### Goal
The entries below need to be written out exactly, with no pictures included.

### Dataset extract
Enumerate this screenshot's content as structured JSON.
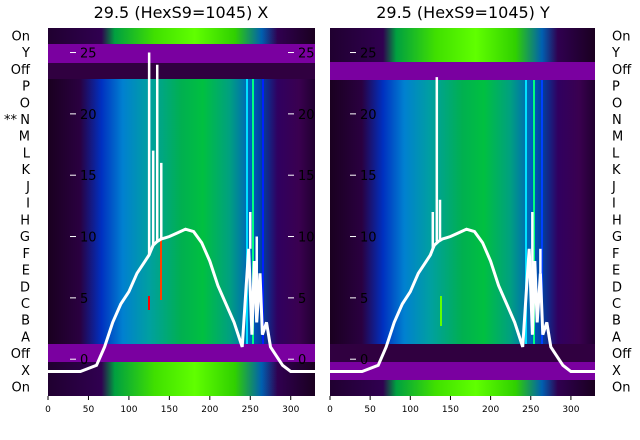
{
  "chart_data": [
    {
      "type": "heatmap",
      "title": "29.5 (HexS9=1045) X",
      "row_labels": [
        "On",
        "Y",
        "Off",
        "P",
        "O",
        "N",
        "M",
        "L",
        "K",
        "J",
        "I",
        "H",
        "G",
        "F",
        "E",
        "D",
        "C",
        "B",
        "A",
        "Off",
        "X",
        "On"
      ],
      "row_markers": {
        "N": "**"
      },
      "xlim": [
        0,
        330
      ],
      "xticks": [
        0,
        50,
        100,
        150,
        200,
        250,
        300
      ],
      "overlay": {
        "type": "line",
        "ylim": [
          -3,
          27
        ],
        "yticks": [
          0,
          5,
          10,
          15,
          20,
          25
        ],
        "x": [
          0,
          40,
          60,
          70,
          80,
          90,
          100,
          110,
          120,
          125,
          128,
          130,
          135,
          140,
          145,
          150,
          160,
          170,
          180,
          190,
          200,
          210,
          220,
          230,
          240,
          245,
          248,
          252,
          255,
          258,
          262,
          265,
          270,
          275,
          280,
          290,
          300,
          330
        ],
        "y": [
          -1,
          -1,
          -0.5,
          1,
          3,
          4.5,
          5.5,
          7,
          8,
          8.5,
          9,
          9.3,
          9.6,
          9.8,
          9.9,
          10,
          10.3,
          10.6,
          10.4,
          9.5,
          8,
          6,
          4.5,
          3,
          1,
          6,
          9,
          2,
          8,
          3,
          7,
          2,
          3,
          1,
          0.5,
          -0.5,
          -1,
          -1
        ],
        "spikes": [
          {
            "x": 125,
            "y": 25
          },
          {
            "x": 130,
            "y": 17
          },
          {
            "x": 135,
            "y": 24
          },
          {
            "x": 140,
            "y": 16
          },
          {
            "x": 250,
            "y": 12
          },
          {
            "x": 258,
            "y": 10
          }
        ]
      }
    },
    {
      "type": "heatmap",
      "title": "29.5 (HexS9=1045) Y",
      "row_labels": [
        "On",
        "Y",
        "Off",
        "P",
        "O",
        "N",
        "M",
        "L",
        "K",
        "J",
        "I",
        "H",
        "G",
        "F",
        "E",
        "D",
        "C",
        "B",
        "A",
        "Off",
        "X",
        "On"
      ],
      "xlim": [
        0,
        330
      ],
      "xticks": [
        0,
        50,
        100,
        150,
        200,
        250,
        300
      ],
      "overlay": {
        "type": "line",
        "ylim": [
          -3,
          27
        ],
        "yticks": [
          0,
          5,
          10,
          15,
          20,
          25
        ],
        "x": [
          0,
          40,
          60,
          70,
          80,
          90,
          100,
          110,
          120,
          125,
          128,
          130,
          135,
          140,
          145,
          150,
          160,
          170,
          180,
          190,
          200,
          210,
          220,
          230,
          240,
          245,
          248,
          252,
          255,
          258,
          262,
          265,
          270,
          275,
          280,
          290,
          300,
          330
        ],
        "y": [
          -1,
          -1,
          -0.5,
          1,
          3,
          4.5,
          5.5,
          7,
          8,
          8.5,
          9,
          9.3,
          9.6,
          9.8,
          9.9,
          10,
          10.3,
          10.6,
          10.4,
          9.5,
          8,
          6,
          4.5,
          3,
          1,
          6,
          9,
          2,
          8,
          3,
          7,
          2,
          3,
          1,
          0.5,
          -0.5,
          -1,
          -1
        ],
        "spikes": [
          {
            "x": 128,
            "y": 12
          },
          {
            "x": 133,
            "y": 23
          },
          {
            "x": 137,
            "y": 13
          },
          {
            "x": 252,
            "y": 12
          },
          {
            "x": 262,
            "y": 9
          }
        ]
      }
    }
  ]
}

### Complete output
Enumerate this screenshot's content as structured JSON.
{
  "chart_data": [
    {
      "type": "heatmap",
      "title": "29.5 (HexS9=1045) X",
      "row_labels": [
        "On",
        "Y",
        "Off",
        "P",
        "O",
        "N",
        "M",
        "L",
        "K",
        "J",
        "I",
        "H",
        "G",
        "F",
        "E",
        "D",
        "C",
        "B",
        "A",
        "Off",
        "X",
        "On"
      ],
      "row_markers": {
        "N": "**"
      },
      "xlim": [
        0,
        330
      ],
      "xticks": [
        0,
        50,
        100,
        150,
        200,
        250,
        300
      ],
      "overlay": {
        "type": "line",
        "ylim": [
          -3,
          27
        ],
        "yticks": [
          0,
          5,
          10,
          15,
          20,
          25
        ],
        "x": [
          0,
          40,
          60,
          70,
          80,
          90,
          100,
          110,
          120,
          125,
          128,
          130,
          135,
          140,
          145,
          150,
          160,
          170,
          180,
          190,
          200,
          210,
          220,
          230,
          240,
          245,
          248,
          252,
          255,
          258,
          262,
          265,
          270,
          275,
          280,
          290,
          300,
          330
        ],
        "y": [
          -1,
          -1,
          -0.5,
          1,
          3,
          4.5,
          5.5,
          7,
          8,
          8.5,
          9,
          9.3,
          9.6,
          9.8,
          9.9,
          10,
          10.3,
          10.6,
          10.4,
          9.5,
          8,
          6,
          4.5,
          3,
          1,
          6,
          9,
          2,
          8,
          3,
          7,
          2,
          3,
          1,
          0.5,
          -0.5,
          -1,
          -1
        ],
        "spikes": [
          {
            "x": 125,
            "y": 25
          },
          {
            "x": 130,
            "y": 17
          },
          {
            "x": 135,
            "y": 24
          },
          {
            "x": 140,
            "y": 16
          },
          {
            "x": 250,
            "y": 12
          },
          {
            "x": 258,
            "y": 10
          }
        ]
      }
    },
    {
      "type": "heatmap",
      "title": "29.5 (HexS9=1045) Y",
      "row_labels": [
        "On",
        "Y",
        "Off",
        "P",
        "O",
        "N",
        "M",
        "L",
        "K",
        "J",
        "I",
        "H",
        "G",
        "F",
        "E",
        "D",
        "C",
        "B",
        "A",
        "Off",
        "X",
        "On"
      ],
      "xlim": [
        0,
        330
      ],
      "xticks": [
        0,
        50,
        100,
        150,
        200,
        250,
        300
      ],
      "overlay": {
        "type": "line",
        "ylim": [
          -3,
          27
        ],
        "yticks": [
          0,
          5,
          10,
          15,
          20,
          25
        ],
        "x": [
          0,
          40,
          60,
          70,
          80,
          90,
          100,
          110,
          120,
          125,
          128,
          130,
          135,
          140,
          145,
          150,
          160,
          170,
          180,
          190,
          200,
          210,
          220,
          230,
          240,
          245,
          248,
          252,
          255,
          258,
          262,
          265,
          270,
          275,
          280,
          290,
          300,
          330
        ],
        "y": [
          -1,
          -1,
          -0.5,
          1,
          3,
          4.5,
          5.5,
          7,
          8,
          8.5,
          9,
          9.3,
          9.6,
          9.8,
          9.9,
          10,
          10.3,
          10.6,
          10.4,
          9.5,
          8,
          6,
          4.5,
          3,
          1,
          6,
          9,
          2,
          8,
          3,
          7,
          2,
          3,
          1,
          0.5,
          -0.5,
          -1,
          -1
        ],
        "spikes": [
          {
            "x": 128,
            "y": 12
          },
          {
            "x": 133,
            "y": 23
          },
          {
            "x": 137,
            "y": 13
          },
          {
            "x": 252,
            "y": 12
          },
          {
            "x": 262,
            "y": 9
          }
        ]
      }
    }
  ]
}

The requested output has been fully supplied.